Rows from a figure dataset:
_____

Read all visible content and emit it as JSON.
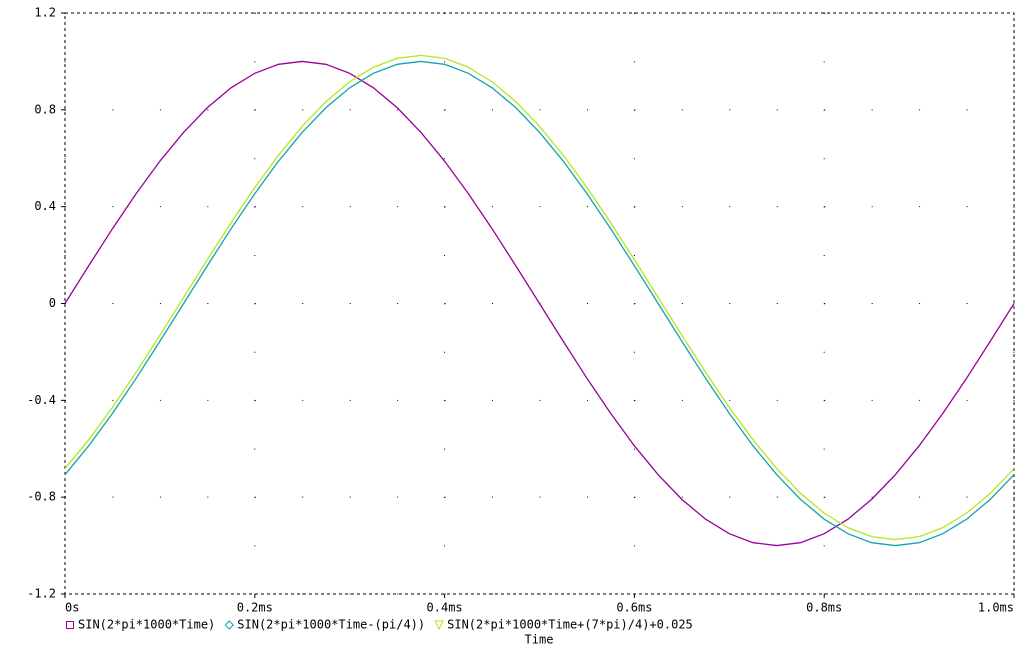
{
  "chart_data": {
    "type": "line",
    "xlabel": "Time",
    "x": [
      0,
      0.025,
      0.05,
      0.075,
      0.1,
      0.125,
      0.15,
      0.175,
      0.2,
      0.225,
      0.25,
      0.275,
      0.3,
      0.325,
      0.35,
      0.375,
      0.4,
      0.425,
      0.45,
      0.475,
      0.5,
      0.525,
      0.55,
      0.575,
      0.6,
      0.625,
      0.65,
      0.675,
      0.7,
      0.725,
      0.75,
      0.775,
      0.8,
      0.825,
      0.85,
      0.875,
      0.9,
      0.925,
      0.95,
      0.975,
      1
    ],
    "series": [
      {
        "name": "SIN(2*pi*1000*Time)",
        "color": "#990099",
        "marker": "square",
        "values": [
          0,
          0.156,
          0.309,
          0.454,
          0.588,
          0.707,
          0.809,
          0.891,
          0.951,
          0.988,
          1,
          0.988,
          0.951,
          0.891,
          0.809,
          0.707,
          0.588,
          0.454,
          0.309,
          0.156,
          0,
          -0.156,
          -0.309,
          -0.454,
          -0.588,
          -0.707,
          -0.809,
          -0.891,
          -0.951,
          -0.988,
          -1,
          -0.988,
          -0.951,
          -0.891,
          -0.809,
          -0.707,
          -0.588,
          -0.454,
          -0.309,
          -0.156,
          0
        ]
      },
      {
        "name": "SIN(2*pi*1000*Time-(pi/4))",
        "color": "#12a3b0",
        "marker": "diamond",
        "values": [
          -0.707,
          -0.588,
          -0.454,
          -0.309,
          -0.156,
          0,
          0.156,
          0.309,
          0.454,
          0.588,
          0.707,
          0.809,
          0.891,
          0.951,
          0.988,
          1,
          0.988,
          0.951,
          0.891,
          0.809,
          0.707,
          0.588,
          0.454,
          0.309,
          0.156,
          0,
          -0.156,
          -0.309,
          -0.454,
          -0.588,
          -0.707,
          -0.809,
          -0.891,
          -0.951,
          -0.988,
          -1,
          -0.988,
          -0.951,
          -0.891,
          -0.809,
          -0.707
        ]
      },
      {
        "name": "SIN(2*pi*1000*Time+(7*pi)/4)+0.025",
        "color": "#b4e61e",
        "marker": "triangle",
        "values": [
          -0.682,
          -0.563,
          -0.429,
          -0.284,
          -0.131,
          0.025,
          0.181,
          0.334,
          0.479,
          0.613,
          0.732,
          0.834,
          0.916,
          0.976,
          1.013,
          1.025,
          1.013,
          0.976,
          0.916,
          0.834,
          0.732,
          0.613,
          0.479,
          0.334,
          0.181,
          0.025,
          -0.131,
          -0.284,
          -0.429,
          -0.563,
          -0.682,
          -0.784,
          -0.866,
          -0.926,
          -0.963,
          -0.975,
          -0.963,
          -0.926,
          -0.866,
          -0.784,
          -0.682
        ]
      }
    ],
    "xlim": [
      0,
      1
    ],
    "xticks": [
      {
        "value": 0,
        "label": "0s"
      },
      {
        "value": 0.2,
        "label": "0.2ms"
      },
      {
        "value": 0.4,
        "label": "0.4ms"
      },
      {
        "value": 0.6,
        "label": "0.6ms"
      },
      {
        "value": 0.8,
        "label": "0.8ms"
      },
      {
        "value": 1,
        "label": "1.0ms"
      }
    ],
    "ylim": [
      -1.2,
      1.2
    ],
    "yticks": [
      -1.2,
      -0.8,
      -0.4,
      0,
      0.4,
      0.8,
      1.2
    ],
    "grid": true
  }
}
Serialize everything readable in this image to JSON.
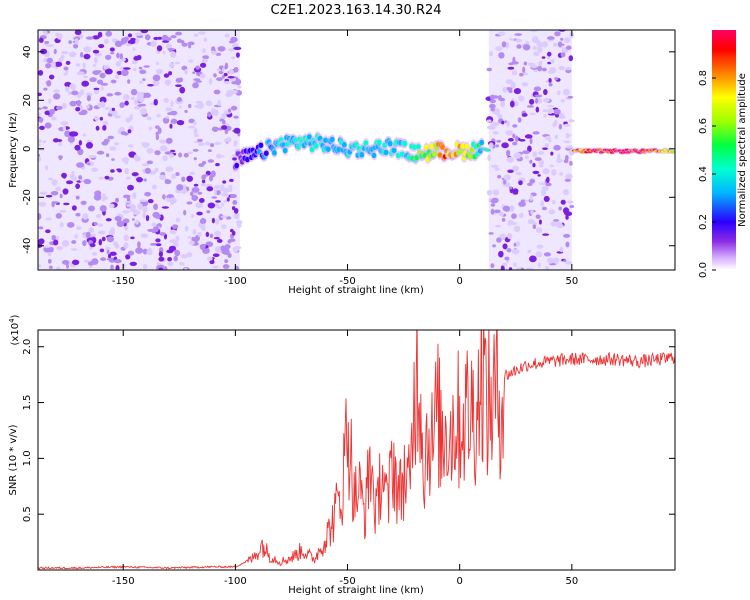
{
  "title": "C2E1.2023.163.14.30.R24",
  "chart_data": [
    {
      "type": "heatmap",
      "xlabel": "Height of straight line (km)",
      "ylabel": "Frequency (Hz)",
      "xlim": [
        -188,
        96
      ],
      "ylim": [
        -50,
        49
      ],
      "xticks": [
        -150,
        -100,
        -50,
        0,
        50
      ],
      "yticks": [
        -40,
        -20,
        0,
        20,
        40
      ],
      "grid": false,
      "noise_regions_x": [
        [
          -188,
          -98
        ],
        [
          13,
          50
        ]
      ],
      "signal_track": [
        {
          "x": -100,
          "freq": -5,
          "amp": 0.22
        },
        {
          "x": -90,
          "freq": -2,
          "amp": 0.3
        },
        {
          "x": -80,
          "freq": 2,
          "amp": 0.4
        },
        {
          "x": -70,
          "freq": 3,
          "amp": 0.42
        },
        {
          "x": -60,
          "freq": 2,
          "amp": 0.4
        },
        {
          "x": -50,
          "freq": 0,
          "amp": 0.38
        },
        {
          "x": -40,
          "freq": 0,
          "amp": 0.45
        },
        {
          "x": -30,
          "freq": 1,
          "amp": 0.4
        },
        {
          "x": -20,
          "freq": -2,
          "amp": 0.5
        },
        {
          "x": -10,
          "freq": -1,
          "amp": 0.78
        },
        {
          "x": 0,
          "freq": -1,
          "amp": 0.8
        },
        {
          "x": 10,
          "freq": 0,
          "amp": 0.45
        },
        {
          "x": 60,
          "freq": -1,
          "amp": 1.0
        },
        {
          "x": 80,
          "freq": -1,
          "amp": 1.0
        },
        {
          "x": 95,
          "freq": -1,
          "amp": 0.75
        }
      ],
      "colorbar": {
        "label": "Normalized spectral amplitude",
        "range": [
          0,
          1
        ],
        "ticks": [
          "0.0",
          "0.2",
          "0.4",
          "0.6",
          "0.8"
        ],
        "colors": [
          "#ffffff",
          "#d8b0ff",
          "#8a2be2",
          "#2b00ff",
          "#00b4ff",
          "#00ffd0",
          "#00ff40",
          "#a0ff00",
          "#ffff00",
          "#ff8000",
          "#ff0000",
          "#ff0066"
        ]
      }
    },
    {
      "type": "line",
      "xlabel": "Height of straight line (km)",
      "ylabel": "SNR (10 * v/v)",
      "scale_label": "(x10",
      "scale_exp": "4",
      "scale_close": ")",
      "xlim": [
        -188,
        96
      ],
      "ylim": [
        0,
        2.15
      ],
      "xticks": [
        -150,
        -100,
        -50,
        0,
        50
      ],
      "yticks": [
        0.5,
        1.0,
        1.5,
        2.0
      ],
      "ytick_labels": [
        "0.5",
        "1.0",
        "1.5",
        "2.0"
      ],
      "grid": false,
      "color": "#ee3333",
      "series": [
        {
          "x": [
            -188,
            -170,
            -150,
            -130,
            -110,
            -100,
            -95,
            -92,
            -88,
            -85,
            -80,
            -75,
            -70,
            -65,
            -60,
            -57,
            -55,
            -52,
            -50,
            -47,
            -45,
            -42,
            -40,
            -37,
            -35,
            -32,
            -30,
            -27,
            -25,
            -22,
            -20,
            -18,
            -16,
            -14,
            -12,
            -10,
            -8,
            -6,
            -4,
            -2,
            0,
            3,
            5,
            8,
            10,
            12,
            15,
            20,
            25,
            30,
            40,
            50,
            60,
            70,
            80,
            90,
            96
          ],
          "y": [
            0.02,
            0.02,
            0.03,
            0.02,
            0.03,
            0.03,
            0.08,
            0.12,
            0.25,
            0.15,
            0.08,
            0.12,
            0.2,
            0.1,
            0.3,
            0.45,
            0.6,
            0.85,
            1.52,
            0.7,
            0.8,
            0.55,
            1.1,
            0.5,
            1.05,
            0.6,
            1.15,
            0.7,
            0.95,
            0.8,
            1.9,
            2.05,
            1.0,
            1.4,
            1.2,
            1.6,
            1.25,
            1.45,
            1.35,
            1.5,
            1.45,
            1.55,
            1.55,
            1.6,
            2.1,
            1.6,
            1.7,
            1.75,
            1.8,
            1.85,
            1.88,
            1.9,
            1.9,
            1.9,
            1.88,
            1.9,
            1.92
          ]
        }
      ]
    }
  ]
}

_____

→ JOB
Pictures stay out; reproduce every line of the records exactly.

→ EXERCISE OUTPUT
Read all visible content and emit it as JSON.
{
  "chart_data": {
    "type": "line",
    "xlabel": "Time",
    "x": [
      0,
      0.025,
      0.05,
      0.075,
      0.1,
      0.125,
      0.15,
      0.175,
      0.2,
      0.225,
      0.25,
      0.275,
      0.3,
      0.325,
      0.35,
      0.375,
      0.4,
      0.425,
      0.45,
      0.475,
      0.5,
      0.525,
      0.55,
      0.575,
      0.6,
      0.625,
      0.65,
      0.675,
      0.7,
      0.725,
      0.75,
      0.775,
      0.8,
      0.825,
      0.85,
      0.875,
      0.9,
      0.925,
      0.95,
      0.975,
      1
    ],
    "series": [
      {
        "name": "SIN(2*pi*1000*Time)",
        "color": "#990099",
        "marker": "square",
        "values": [
          0,
          0.156,
          0.309,
          0.454,
          0.588,
          0.707,
          0.809,
          0.891,
          0.951,
          0.988,
          1,
          0.988,
          0.951,
          0.891,
          0.809,
          0.707,
          0.588,
          0.454,
          0.309,
          0.156,
          0,
          -0.156,
          -0.309,
          -0.454,
          -0.588,
          -0.707,
          -0.809,
          -0.891,
          -0.951,
          -0.988,
          -1,
          -0.988,
          -0.951,
          -0.891,
          -0.809,
          -0.707,
          -0.588,
          -0.454,
          -0.309,
          -0.156,
          0
        ]
      },
      {
        "name": "SIN(2*pi*1000*Time-(pi/4))",
        "color": "#12a3b0",
        "marker": "diamond",
        "values": [
          -0.707,
          -0.588,
          -0.454,
          -0.309,
          -0.156,
          0,
          0.156,
          0.309,
          0.454,
          0.588,
          0.707,
          0.809,
          0.891,
          0.951,
          0.988,
          1,
          0.988,
          0.951,
          0.891,
          0.809,
          0.707,
          0.588,
          0.454,
          0.309,
          0.156,
          0,
          -0.156,
          -0.309,
          -0.454,
          -0.588,
          -0.707,
          -0.809,
          -0.891,
          -0.951,
          -0.988,
          -1,
          -0.988,
          -0.951,
          -0.891,
          -0.809,
          -0.707
        ]
      },
      {
        "name": "SIN(2*pi*1000*Time+(7*pi)/4)+0.025",
        "color": "#b4e61e",
        "marker": "triangle",
        "values": [
          -0.682,
          -0.563,
          -0.429,
          -0.284,
          -0.131,
          0.025,
          0.181,
          0.334,
          0.479,
          0.613,
          0.732,
          0.834,
          0.916,
          0.976,
          1.013,
          1.025,
          1.013,
          0.976,
          0.916,
          0.834,
          0.732,
          0.613,
          0.479,
          0.334,
          0.181,
          0.025,
          -0.131,
          -0.284,
          -0.429,
          -0.563,
          -0.682,
          -0.784,
          -0.866,
          -0.926,
          -0.963,
          -0.975,
          -0.963,
          -0.926,
          -0.866,
          -0.784,
          -0.682
        ]
      }
    ],
    "xlim": [
      0,
      1
    ],
    "xticks": [
      {
        "value": 0,
        "label": "0s"
      },
      {
        "value": 0.2,
        "label": "0.2ms"
      },
      {
        "value": 0.4,
        "label": "0.4ms"
      },
      {
        "value": 0.6,
        "label": "0.6ms"
      },
      {
        "value": 0.8,
        "label": "0.8ms"
      },
      {
        "value": 1,
        "label": "1.0ms"
      }
    ],
    "ylim": [
      -1.2,
      1.2
    ],
    "yticks": [
      -1.2,
      -0.8,
      -0.4,
      0,
      0.4,
      0.8,
      1.2
    ],
    "grid": true
  }
}
Serialize everything readable in this image to JSON.
{
  "title": "C2E1.2023.163.14.30.R24",
  "chart_data": [
    {
      "type": "heatmap",
      "xlabel": "Height of straight line (km)",
      "ylabel": "Frequency (Hz)",
      "xlim": [
        -188,
        96
      ],
      "ylim": [
        -50,
        49
      ],
      "xticks": [
        -150,
        -100,
        -50,
        0,
        50
      ],
      "yticks": [
        -40,
        -20,
        0,
        20,
        40
      ],
      "grid": false,
      "noise_regions_x": [
        [
          -188,
          -98
        ],
        [
          13,
          50
        ]
      ],
      "signal_track": [
        {
          "x": -100,
          "freq": -5,
          "amp": 0.22
        },
        {
          "x": -90,
          "freq": -2,
          "amp": 0.3
        },
        {
          "x": -80,
          "freq": 2,
          "amp": 0.4
        },
        {
          "x": -70,
          "freq": 3,
          "amp": 0.42
        },
        {
          "x": -60,
          "freq": 2,
          "amp": 0.4
        },
        {
          "x": -50,
          "freq": 0,
          "amp": 0.38
        },
        {
          "x": -40,
          "freq": 0,
          "amp": 0.45
        },
        {
          "x": -30,
          "freq": 1,
          "amp": 0.4
        },
        {
          "x": -20,
          "freq": -2,
          "amp": 0.5
        },
        {
          "x": -10,
          "freq": -1,
          "amp": 0.78
        },
        {
          "x": 0,
          "freq": -1,
          "amp": 0.8
        },
        {
          "x": 10,
          "freq": 0,
          "amp": 0.45
        },
        {
          "x": 60,
          "freq": -1,
          "amp": 1.0
        },
        {
          "x": 80,
          "freq": -1,
          "amp": 1.0
        },
        {
          "x": 95,
          "freq": -1,
          "amp": 0.75
        }
      ],
      "colorbar": {
        "label": "Normalized spectral amplitude",
        "range": [
          0,
          1
        ],
        "ticks": [
          "0.0",
          "0.2",
          "0.4",
          "0.6",
          "0.8"
        ],
        "colors": [
          "#ffffff",
          "#d8b0ff",
          "#8a2be2",
          "#2b00ff",
          "#00b4ff",
          "#00ffd0",
          "#00ff40",
          "#a0ff00",
          "#ffff00",
          "#ff8000",
          "#ff0000",
          "#ff0066"
        ]
      }
    },
    {
      "type": "line",
      "xlabel": "Height of straight line (km)",
      "ylabel": "SNR (10 * v/v)",
      "scale_label": "(x10",
      "scale_exp": "4",
      "scale_close": ")",
      "xlim": [
        -188,
        96
      ],
      "ylim": [
        0,
        2.15
      ],
      "xticks": [
        -150,
        -100,
        -50,
        0,
        50
      ],
      "yticks": [
        0.5,
        1.0,
        1.5,
        2.0
      ],
      "ytick_labels": [
        "0.5",
        "1.0",
        "1.5",
        "2.0"
      ],
      "grid": false,
      "color": "#ee3333",
      "series": [
        {
          "x": [
            -188,
            -170,
            -150,
            -130,
            -110,
            -100,
            -95,
            -92,
            -88,
            -85,
            -80,
            -75,
            -70,
            -65,
            -60,
            -57,
            -55,
            -52,
            -50,
            -47,
            -45,
            -42,
            -40,
            -37,
            -35,
            -32,
            -30,
            -27,
            -25,
            -22,
            -20,
            -18,
            -16,
            -14,
            -12,
            -10,
            -8,
            -6,
            -4,
            -2,
            0,
            3,
            5,
            8,
            10,
            12,
            15,
            20,
            25,
            30,
            40,
            50,
            60,
            70,
            80,
            90,
            96
          ],
          "y": [
            0.02,
            0.02,
            0.03,
            0.02,
            0.03,
            0.03,
            0.08,
            0.12,
            0.25,
            0.15,
            0.08,
            0.12,
            0.2,
            0.1,
            0.3,
            0.45,
            0.6,
            0.85,
            1.52,
            0.7,
            0.8,
            0.55,
            1.1,
            0.5,
            1.05,
            0.6,
            1.15,
            0.7,
            0.95,
            0.8,
            1.9,
            2.05,
            1.0,
            1.4,
            1.2,
            1.6,
            1.25,
            1.45,
            1.35,
            1.5,
            1.45,
            1.55,
            1.55,
            1.6,
            2.1,
            1.6,
            1.7,
            1.75,
            1.8,
            1.85,
            1.88,
            1.9,
            1.9,
            1.9,
            1.88,
            1.9,
            1.92
          ]
        }
      ]
    }
  ]
}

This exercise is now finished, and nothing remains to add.